**Information provided**
=-=-=

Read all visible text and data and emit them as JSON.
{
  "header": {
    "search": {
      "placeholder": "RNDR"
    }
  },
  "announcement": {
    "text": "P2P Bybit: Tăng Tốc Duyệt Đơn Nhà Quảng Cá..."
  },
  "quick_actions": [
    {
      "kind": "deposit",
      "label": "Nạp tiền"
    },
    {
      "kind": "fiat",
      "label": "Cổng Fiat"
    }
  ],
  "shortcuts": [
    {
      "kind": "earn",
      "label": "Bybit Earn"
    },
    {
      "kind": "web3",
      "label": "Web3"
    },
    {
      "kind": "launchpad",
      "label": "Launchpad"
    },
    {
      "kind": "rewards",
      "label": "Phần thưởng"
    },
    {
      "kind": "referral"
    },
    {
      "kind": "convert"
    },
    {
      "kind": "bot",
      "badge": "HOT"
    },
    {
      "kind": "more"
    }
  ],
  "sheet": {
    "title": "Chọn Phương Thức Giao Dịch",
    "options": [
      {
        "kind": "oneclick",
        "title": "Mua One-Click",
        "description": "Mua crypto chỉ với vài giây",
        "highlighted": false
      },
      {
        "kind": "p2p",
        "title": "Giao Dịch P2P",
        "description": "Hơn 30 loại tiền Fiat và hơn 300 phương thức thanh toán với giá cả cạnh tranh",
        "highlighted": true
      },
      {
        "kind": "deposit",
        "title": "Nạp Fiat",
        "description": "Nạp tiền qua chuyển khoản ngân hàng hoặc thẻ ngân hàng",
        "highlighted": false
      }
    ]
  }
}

=-=-=

**Aim of the exercise**
Within the listing, how many lines hold the word "label"? Only the number is to be given.

**Result of the task**
6